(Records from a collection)
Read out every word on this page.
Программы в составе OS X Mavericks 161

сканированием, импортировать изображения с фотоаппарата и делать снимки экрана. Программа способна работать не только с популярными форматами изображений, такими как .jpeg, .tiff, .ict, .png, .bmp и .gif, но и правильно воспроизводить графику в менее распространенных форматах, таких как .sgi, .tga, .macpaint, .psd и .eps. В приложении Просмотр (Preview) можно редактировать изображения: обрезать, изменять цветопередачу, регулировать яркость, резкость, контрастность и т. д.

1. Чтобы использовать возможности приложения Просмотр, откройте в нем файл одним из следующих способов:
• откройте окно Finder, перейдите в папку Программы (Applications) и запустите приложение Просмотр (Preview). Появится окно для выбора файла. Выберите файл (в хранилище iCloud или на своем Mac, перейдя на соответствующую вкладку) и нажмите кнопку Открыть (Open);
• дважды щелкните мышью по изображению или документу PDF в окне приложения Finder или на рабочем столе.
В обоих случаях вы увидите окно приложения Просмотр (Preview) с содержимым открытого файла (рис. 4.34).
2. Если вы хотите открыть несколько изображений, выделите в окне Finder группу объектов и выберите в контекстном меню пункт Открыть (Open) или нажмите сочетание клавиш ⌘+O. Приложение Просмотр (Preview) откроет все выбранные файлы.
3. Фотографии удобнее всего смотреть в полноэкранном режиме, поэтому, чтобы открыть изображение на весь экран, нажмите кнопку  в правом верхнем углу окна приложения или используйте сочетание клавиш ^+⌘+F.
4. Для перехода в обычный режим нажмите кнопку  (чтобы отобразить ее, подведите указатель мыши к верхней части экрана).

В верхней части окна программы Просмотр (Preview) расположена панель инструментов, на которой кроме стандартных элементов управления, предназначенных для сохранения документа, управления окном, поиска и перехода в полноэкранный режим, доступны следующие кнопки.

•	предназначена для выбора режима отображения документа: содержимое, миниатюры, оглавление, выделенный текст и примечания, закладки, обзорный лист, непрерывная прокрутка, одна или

# WRITTEN EXERCISE:
Every record should be given again exactly.

# OUTPUT FOR THIS EXERCISE:
Read out every word on this page.
Программы в составе OS X Mavericks 161

сканированием, импортировать изображения с фотоаппарата и делать снимки экрана. Программа способна работать не только с популярными форматами изображений, такими как .jpeg, .tiff, .ict, .png, .bmp и .gif, но и правильно воспроизводить графику в менее распространенных форматах, таких как .sgi, .tga, .macpaint, .psd и .eps. В приложении Просмотр (Preview) можно редактировать изображения: обрезать, изменять цветопередачу, регулировать яркость, резкость, контрастность и т. д.

1. Чтобы использовать возможности приложения Просмотр, откройте в нем файл одним из следующих способов:
• откройте окно Finder, перейдите в папку Программы (Applications) и запустите приложение Просмотр (Preview). Появится окно для выбора файла. Выберите файл (в хранилище iCloud или на своем Mac, перейдя на соответствующую вкладку) и нажмите кнопку Открыть (Open);
• дважды щелкните мышью по изображению или документу PDF в окне приложения Finder или на рабочем столе.
В обоих случаях вы увидите окно приложения Просмотр (Preview) с содержимым открытого файла (рис. 4.34).
2. Если вы хотите открыть несколько изображений, выделите в окне Finder группу объектов и выберите в контекстном меню пункт Открыть (Open) или нажмите сочетание клавиш ⌘+O. Приложение Просмотр (Preview) откроет все выбранные файлы.
3. Фотографии удобнее всего смотреть в полноэкранном режиме, поэтому, чтобы открыть изображение на весь экран, нажмите кнопку  в правом верхнем углу окна приложения или используйте сочетание клавиш ^+⌘+F.
4. Для перехода в обычный режим нажмите кнопку  (чтобы отобразить ее, подведите указатель мыши к верхней части экрана).

В верхней части окна программы Просмотр (Preview) расположена панель инструментов, на которой кроме стандартных элементов управления, предназначенных для сохранения документа, управления окном, поиска и перехода в полноэкранный режим, доступны следующие кнопки.

•	предназначена для выбора режима отображения документа: содержимое, миниатюры, оглавление, выделенный текст и примечания, закладки, обзорный лист, непрерывная прокрутка, одна или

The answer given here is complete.